• _TO BE DONE_: Turn every line of the material below into a numbered list, skipping blank lines and leaving out the pictures.

• _INPUT MATERIAL_:
(begin)

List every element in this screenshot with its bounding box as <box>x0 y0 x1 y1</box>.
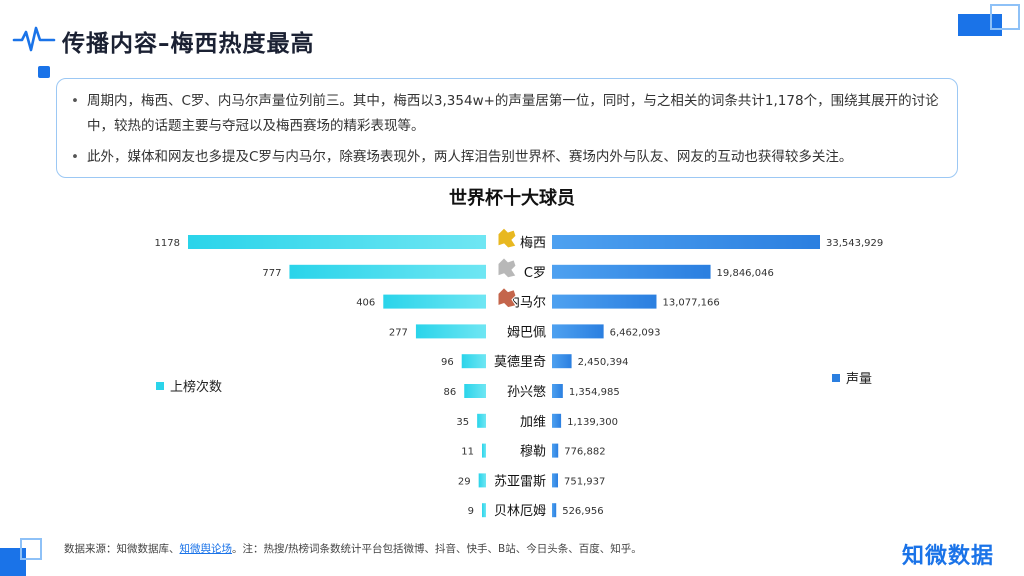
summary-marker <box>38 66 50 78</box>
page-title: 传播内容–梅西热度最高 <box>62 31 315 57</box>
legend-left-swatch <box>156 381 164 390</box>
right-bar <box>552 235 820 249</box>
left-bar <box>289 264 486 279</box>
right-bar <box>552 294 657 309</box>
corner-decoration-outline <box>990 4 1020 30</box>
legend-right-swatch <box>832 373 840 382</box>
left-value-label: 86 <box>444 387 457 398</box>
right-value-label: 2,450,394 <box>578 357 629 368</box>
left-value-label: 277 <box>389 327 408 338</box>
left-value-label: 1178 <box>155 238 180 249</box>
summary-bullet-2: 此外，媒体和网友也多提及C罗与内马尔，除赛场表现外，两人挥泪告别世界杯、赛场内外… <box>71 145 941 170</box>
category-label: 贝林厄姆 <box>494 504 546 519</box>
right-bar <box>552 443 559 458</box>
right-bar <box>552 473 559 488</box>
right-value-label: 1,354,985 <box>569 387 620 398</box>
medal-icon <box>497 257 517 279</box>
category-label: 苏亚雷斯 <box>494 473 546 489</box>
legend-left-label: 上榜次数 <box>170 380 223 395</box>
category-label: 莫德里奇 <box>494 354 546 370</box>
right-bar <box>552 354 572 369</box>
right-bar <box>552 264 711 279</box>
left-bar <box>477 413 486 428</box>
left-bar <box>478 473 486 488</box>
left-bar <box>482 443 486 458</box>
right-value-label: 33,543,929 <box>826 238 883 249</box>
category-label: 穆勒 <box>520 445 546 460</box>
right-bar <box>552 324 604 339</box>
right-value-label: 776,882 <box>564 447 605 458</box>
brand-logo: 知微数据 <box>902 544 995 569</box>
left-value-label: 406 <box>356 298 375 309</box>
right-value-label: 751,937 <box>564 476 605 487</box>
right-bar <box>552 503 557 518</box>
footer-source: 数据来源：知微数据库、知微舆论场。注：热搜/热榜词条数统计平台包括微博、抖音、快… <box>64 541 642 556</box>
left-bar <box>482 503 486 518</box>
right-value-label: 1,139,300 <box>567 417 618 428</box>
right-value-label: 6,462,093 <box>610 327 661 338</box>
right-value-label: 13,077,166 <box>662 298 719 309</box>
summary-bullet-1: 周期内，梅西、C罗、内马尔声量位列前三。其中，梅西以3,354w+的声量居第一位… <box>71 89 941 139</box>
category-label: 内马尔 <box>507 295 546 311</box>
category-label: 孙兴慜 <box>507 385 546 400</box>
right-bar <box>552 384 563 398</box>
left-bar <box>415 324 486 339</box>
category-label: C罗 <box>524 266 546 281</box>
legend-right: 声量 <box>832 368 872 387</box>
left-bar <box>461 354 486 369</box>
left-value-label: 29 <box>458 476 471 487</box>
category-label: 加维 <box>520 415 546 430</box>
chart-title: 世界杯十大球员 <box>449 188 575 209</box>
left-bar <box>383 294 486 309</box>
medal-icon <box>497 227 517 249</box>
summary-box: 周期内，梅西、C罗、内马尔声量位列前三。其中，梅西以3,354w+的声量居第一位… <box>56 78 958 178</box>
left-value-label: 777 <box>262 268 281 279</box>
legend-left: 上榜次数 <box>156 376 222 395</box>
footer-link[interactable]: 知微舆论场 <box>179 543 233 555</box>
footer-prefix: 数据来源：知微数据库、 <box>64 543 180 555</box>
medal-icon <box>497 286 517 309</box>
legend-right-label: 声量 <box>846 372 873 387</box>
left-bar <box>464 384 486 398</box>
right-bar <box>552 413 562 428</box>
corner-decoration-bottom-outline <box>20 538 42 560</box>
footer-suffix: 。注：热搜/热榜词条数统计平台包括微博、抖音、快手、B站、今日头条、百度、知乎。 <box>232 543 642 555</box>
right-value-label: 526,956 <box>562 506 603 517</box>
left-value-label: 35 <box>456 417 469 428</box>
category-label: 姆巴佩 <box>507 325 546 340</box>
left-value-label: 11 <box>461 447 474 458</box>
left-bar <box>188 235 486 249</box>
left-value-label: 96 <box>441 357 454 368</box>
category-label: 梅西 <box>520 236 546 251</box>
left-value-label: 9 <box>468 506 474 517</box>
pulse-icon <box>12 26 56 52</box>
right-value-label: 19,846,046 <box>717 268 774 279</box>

(end)

• _RESULT OF THE EXERCISE_:
1. List every element in this screenshot with its bounding box as <box>x0 y0 x1 y1</box>.
2. summary-marker <box>38 66 50 78</box>
3. page-title: 传播内容–梅西热度最高 <box>62 31 315 57</box>
4. legend-left-swatch <box>156 381 164 390</box>
5. right-bar <box>552 235 820 249</box>
6. left-bar <box>289 264 486 279</box>
7. right-bar <box>552 294 657 309</box>
8. corner-decoration-outline <box>990 4 1020 30</box>
9. legend-right-swatch <box>832 373 840 382</box>
10. left-value-label: 86 <box>444 387 457 398</box>
11. right-value-label: 2,450,394 <box>578 357 629 368</box>
12. left-value-label: 277 <box>389 327 408 338</box>
13. left-value-label: 1178 <box>155 238 180 249</box>
14. summary-bullet-2: 此外，媒体和网友也多提及C罗与内马尔，除赛场表现外，两人挥泪告别世界杯、赛场内外… <box>71 145 941 170</box>
15. category-label: 贝林厄姆 <box>494 504 546 519</box>
16. right-bar <box>552 443 559 458</box>
17. right-bar <box>552 473 559 488</box>
18. right-value-label: 1,354,985 <box>569 387 620 398</box>
19. medal-icon <box>497 257 517 279</box>
20. category-label: 苏亚雷斯 <box>494 473 546 489</box>
21. legend-left-label: 上榜次数 <box>170 380 223 395</box>
22. category-label: 莫德里奇 <box>494 354 546 370</box>
23. right-bar <box>552 354 572 369</box>
24. right-bar <box>552 264 711 279</box>
25. left-bar <box>477 413 486 428</box>
26. left-bar <box>478 473 486 488</box>
27. left-bar <box>482 443 486 458</box>
28. right-value-label: 33,543,929 <box>826 238 883 249</box>
29. category-label: 穆勒 <box>520 445 546 460</box>
30. right-bar <box>552 324 604 339</box>
31. right-value-label: 776,882 <box>564 447 605 458</box>
32. brand-logo: 知微数据 <box>902 544 995 569</box>
33. left-value-label: 406 <box>356 298 375 309</box>
34. right-value-label: 751,937 <box>564 476 605 487</box>
35. right-bar <box>552 503 557 518</box>
36. footer-source: 数据来源：知微数据库、知微舆论场。注：热搜/热榜词条数统计平台包括微博、抖音、快… <box>64 541 642 556</box>
37. left-bar <box>482 503 486 518</box>
38. right-value-label: 1,139,300 <box>567 417 618 428</box>
39. right-value-label: 6,462,093 <box>610 327 661 338</box>
40. right-value-label: 13,077,166 <box>662 298 719 309</box>
41. summary-bullet-1: 周期内，梅西、C罗、内马尔声量位列前三。其中，梅西以3,354w+的声量居第一位… <box>71 89 941 139</box>
42. category-label: 内马尔 <box>507 295 546 311</box>
43. category-label: 孙兴慜 <box>507 385 546 400</box>
44. right-bar <box>552 384 563 398</box>
45. left-bar <box>415 324 486 339</box>
46. category-label: C罗 <box>524 266 546 281</box>
47. legend-right: 声量 <box>832 368 872 387</box>
48. left-bar <box>461 354 486 369</box>
49. left-value-label: 29 <box>458 476 471 487</box>
50. category-label: 加维 <box>520 415 546 430</box>
51. chart-title: 世界杯十大球员 <box>449 188 575 209</box>
52. left-bar <box>383 294 486 309</box>
53. medal-icon <box>497 227 517 249</box>
54. summary-box: 周期内，梅西、C罗、内马尔声量位列前三。其中，梅西以3,354w+的声量居第一位… <box>56 78 958 178</box>
55. left-value-label: 777 <box>262 268 281 279</box>
56. legend-left: 上榜次数 <box>156 376 222 395</box>
57. footer-link[interactable]: 知微舆论场 <box>179 543 233 555</box>
58. footer-prefix: 数据来源：知微数据库、 <box>64 543 180 555</box>
59. medal-icon <box>497 286 517 309</box>
60. legend-right-label: 声量 <box>846 372 873 387</box>
61. left-bar <box>464 384 486 398</box>
62. right-bar <box>552 413 562 428</box>
63. corner-decoration-bottom-outline <box>20 538 42 560</box>
64. footer-suffix: 。注：热搜/热榜词条数统计平台包括微博、抖音、快手、B站、今日头条、百度、知乎。 <box>232 543 642 555</box>
65. right-value-label: 526,956 <box>562 506 603 517</box>
66. left-value-label: 35 <box>456 417 469 428</box>
67. category-label: 姆巴佩 <box>507 325 546 340</box>
68. left-value-label: 11 <box>461 447 474 458</box>
69. left-bar <box>188 235 486 249</box>
70. left-value-label: 96 <box>441 357 454 368</box>
71. category-label: 梅西 <box>520 236 546 251</box>
72. left-value-label: 9 <box>468 506 474 517</box>
73. pulse-icon <box>12 26 56 52</box>
74. right-value-label: 19,846,046 <box>717 268 774 279</box>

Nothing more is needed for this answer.